* [WHAT YOU ARE ASKED TO DO]: Only the lines from the one containing "Extract all readable text from this page." through the end of the records should be retyped, exactly and including both ends; pictures stay out.

* [THE DATA]:
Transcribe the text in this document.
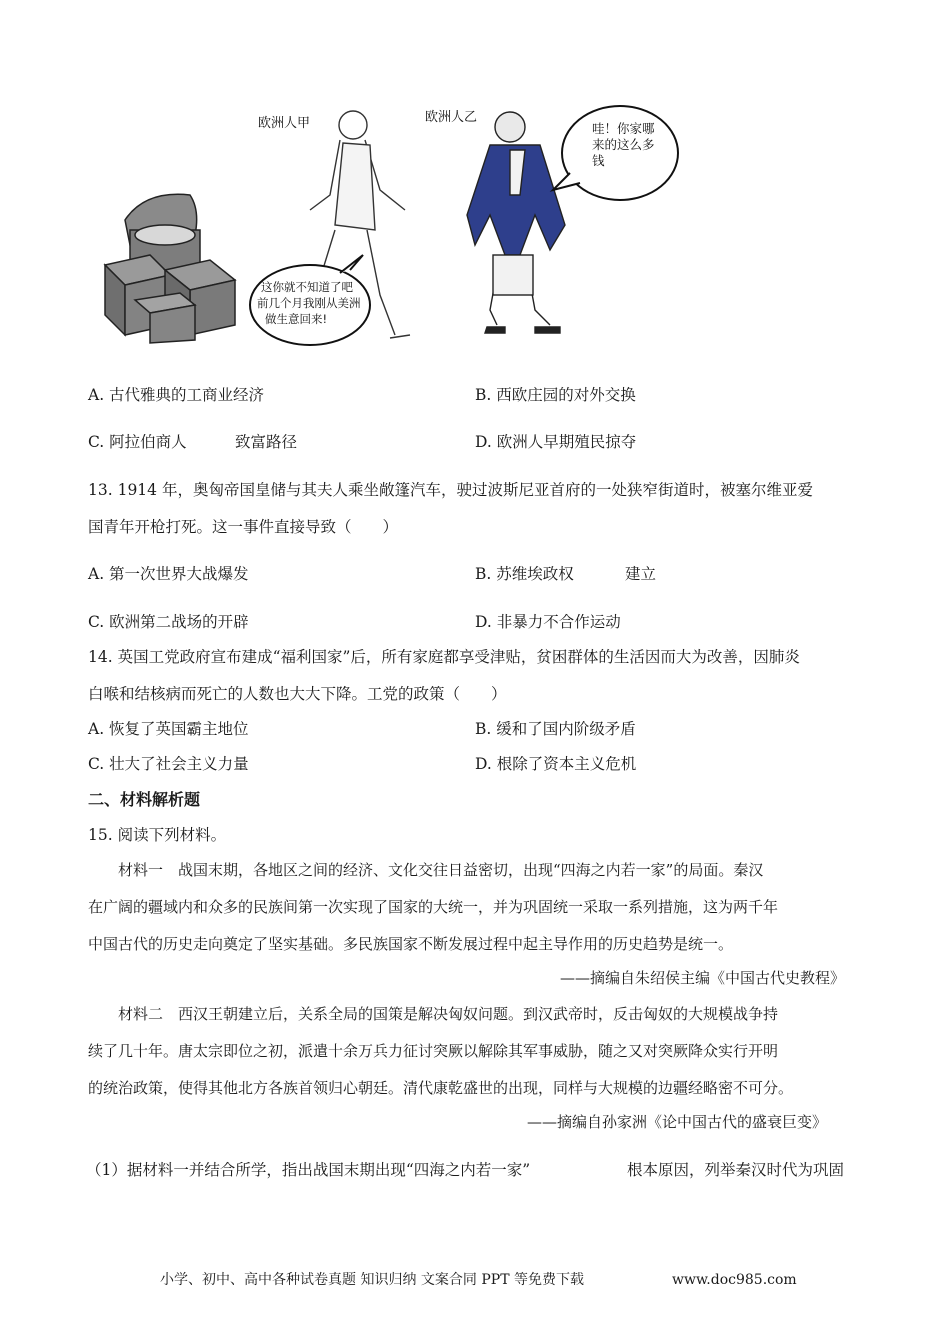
欧洲人甲	欧洲人乙
哇！你家哪
来的这么多
钱
这你就不知道了吧
前几个月我刚从美洲
做生意回来!
A. 古代雅典的工商业经济	B. 西欧庄园的对外交换
C. 阿拉伯商人	致富路径	D. 欧洲人早期殖民掠夺
13. 1914 年，奥匈帝国皇储与其夫人乘坐敞篷汽车，驶过波斯尼亚首府的一处狭窄街道时，被塞尔维亚爱
国青年开枪打死。这一事件直接导致（　　）
A. 第一次世界大战爆发	B. 苏维埃政权	建立
C. 欧洲第二战场的开辟	D. 非暴力不合作运动
14. 英国工党政府宣布建成“福利国家”后，所有家庭都享受津贴，贫困群体的生活因而大为改善，因肺炎
白喉和结核病而死亡的人数也大大下降。工党的政策（　　）
A. 恢复了英国霸主地位	B. 缓和了国内阶级矛盾
C. 壮大了社会主义力量	D. 根除了资本主义危机
二、材料解析题
15. 阅读下列材料。
材料一　战国末期，各地区之间的经济、文化交往日益密切，出现“四海之内若一家”的局面。秦汉
在广阔的疆域内和众多的民族间第一次实现了国家的大统一，并为巩固统一采取一系列措施，这为两千年
中国古代的历史走向奠定了坚实基础。多民族国家不断发展过程中起主导作用的历史趋势是统一。
——摘编自朱绍侯主编《中国古代史教程》
材料二　西汉王朝建立后，关系全局的国策是解决匈奴问题。到汉武帝时，反击匈奴的大规模战争持
续了几十年。唐太宗即位之初，派遣十余万兵力征讨突厥以解除其军事威胁，随之又对突厥降众实行开明
的统治政策，使得其他北方各族首领归心朝廷。清代康乾盛世的出现，同样与大规模的边疆经略密不可分。
——摘编自孙家洲《论中国古代的盛衰巨变》
（1）据材料一并结合所学，指出战国末期出现“四海之内若一家”	根本原因，列举秦汉时代为巩固
小学、初中、高中各种试卷真题 知识归纳 文案合同 PPT 等免费下载	www.doc985.com
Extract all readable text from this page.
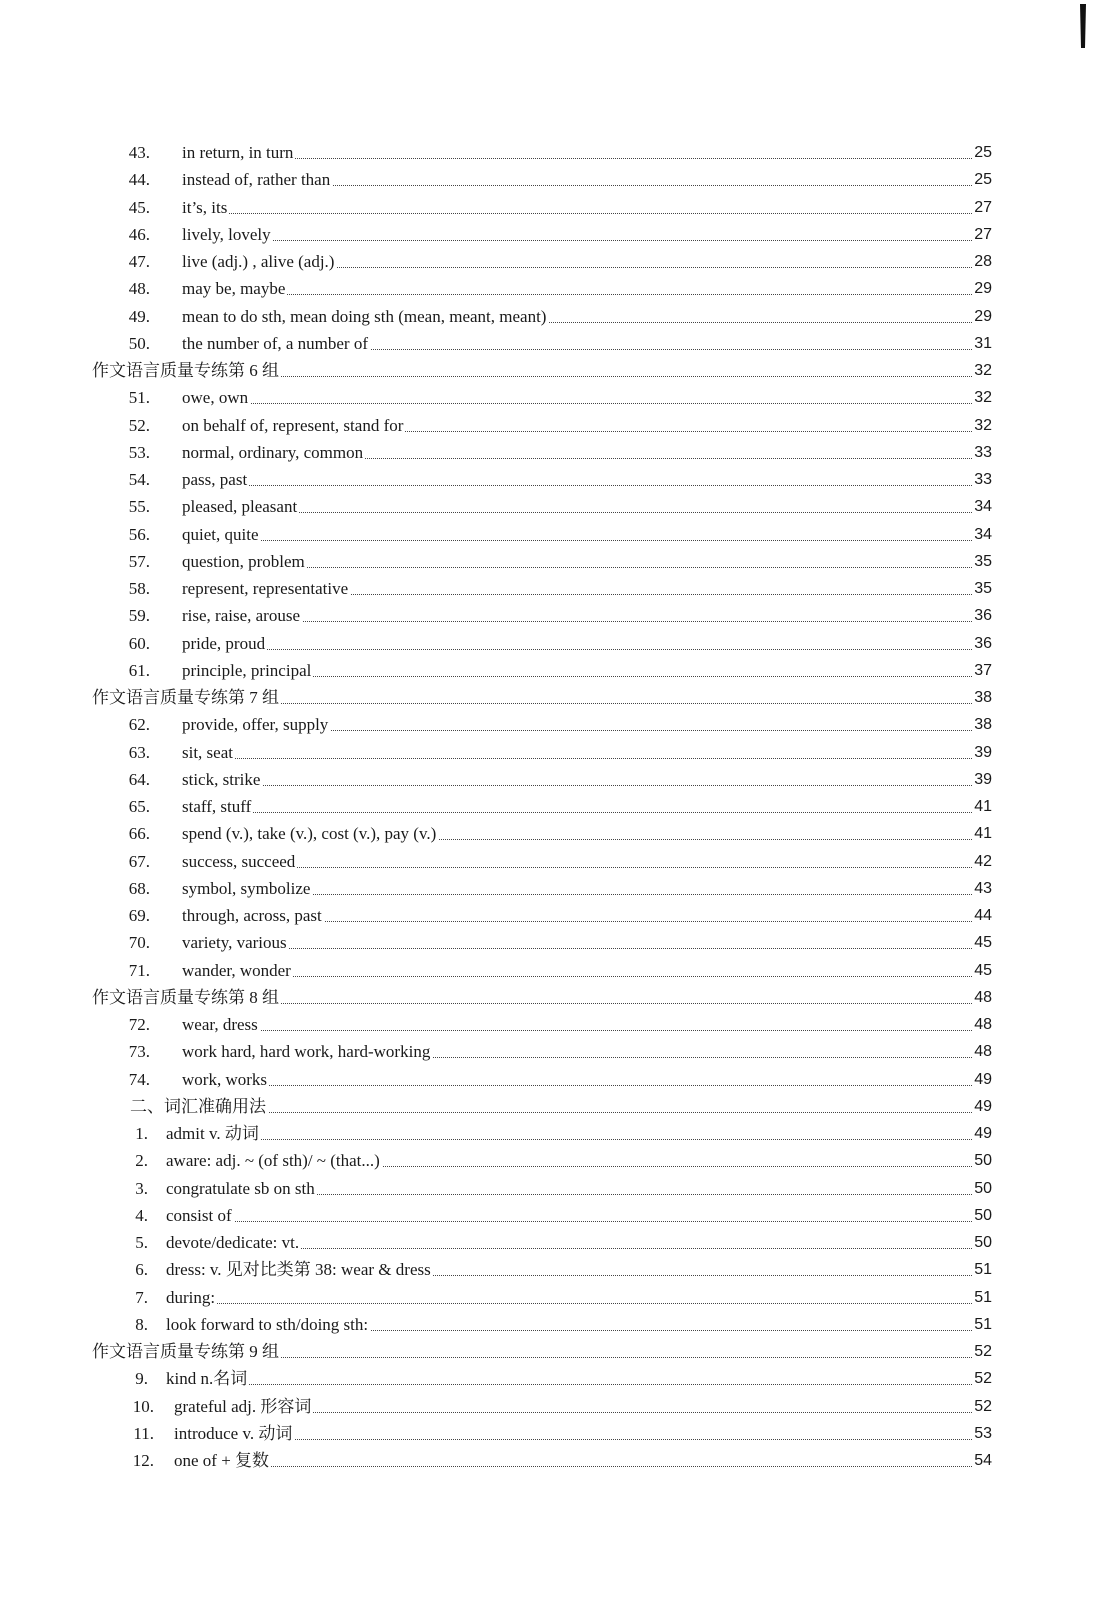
43. in return, in turn	25
44. instead of, rather than	25
45. it’s, its	27
46. lively, lovely	27
47. live (adj.) , alive (adj.)	28
48. may be, maybe	29
49. mean to do sth, mean doing sth (mean, meant, meant)	29
50. the number of, a number of	31
作文语言质量专练第 6 组	32
51. owe, own	32
52. on behalf of, represent, stand for	32
53. normal, ordinary, common	33
54. pass, past	33
55. pleased, pleasant	34
56. quiet, quite	34
57. question, problem	35
58. represent, representative	35
59. rise, raise, arouse	36
60. pride, proud	36
61. principle, principal	37
作文语言质量专练第 7 组	38
62. provide, offer, supply	38
63. sit, seat	39
64. stick, strike	39
65. staff, stuff	41
66. spend (v.), take (v.), cost (v.), pay (v.)	41
67. success, succeed	42
68. symbol, symbolize	43
69. through, across, past	44
70. variety, various	45
71. wander, wonder	45
作文语言质量专练第 8 组	48
72. wear, dress	48
73. work hard, hard work, hard-working	48
74. work, works	49
二、词汇准确用法	49
1. admit v. 动词	49
2. aware: adj. ~ (of sth)/ ~ (that...)	50
3. congratulate sb on sth	50
4. consist of	50
5. devote/dedicate: vt.	50
6. dress: v. 见对比类第 38: wear & dress	51
7. during:	51
8. look forward to sth/doing sth:	51
作文语言质量专练第 9 组	52
9. kind n.名词	52
10. grateful adj. 形容词	52
11. introduce v. 动词	53
12. one of + 复数	54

* [RESULT FOR THIS TASK]:
Extract all readable text from this page.
43. in return, in turn	25
44. instead of, rather than	25
45. it’s, its	27
46. lively, lovely	27
47. live (adj.) , alive (adj.)	28
48. may be, maybe	29
49. mean to do sth, mean doing sth (mean, meant, meant)	29
50. the number of, a number of	31
作文语言质量专练第 6 组	32
51. owe, own	32
52. on behalf of, represent, stand for	32
53. normal, ordinary, common	33
54. pass, past	33
55. pleased, pleasant	34
56. quiet, quite	34
57. question, problem	35
58. represent, representative	35
59. rise, raise, arouse	36
60. pride, proud	36
61. principle, principal	37
作文语言质量专练第 7 组	38
62. provide, offer, supply	38
63. sit, seat	39
64. stick, strike	39
65. staff, stuff	41
66. spend (v.), take (v.), cost (v.), pay (v.)	41
67. success, succeed	42
68. symbol, symbolize	43
69. through, across, past	44
70. variety, various	45
71. wander, wonder	45
作文语言质量专练第 8 组	48
72. wear, dress	48
73. work hard, hard work, hard-working	48
74. work, works	49
二、词汇准确用法	49
1. admit v. 动词	49
2. aware: adj. ~ (of sth)/ ~ (that...)	50
3. congratulate sb on sth	50
4. consist of	50
5. devote/dedicate: vt.	50
6. dress: v. 见对比类第 38: wear & dress	51
7. during:	51
8. look forward to sth/doing sth:	51
作文语言质量专练第 9 组	52
9. kind n.名词	52
10. grateful adj. 形容词	52
11. introduce v. 动词	53
12. one of + 复数	54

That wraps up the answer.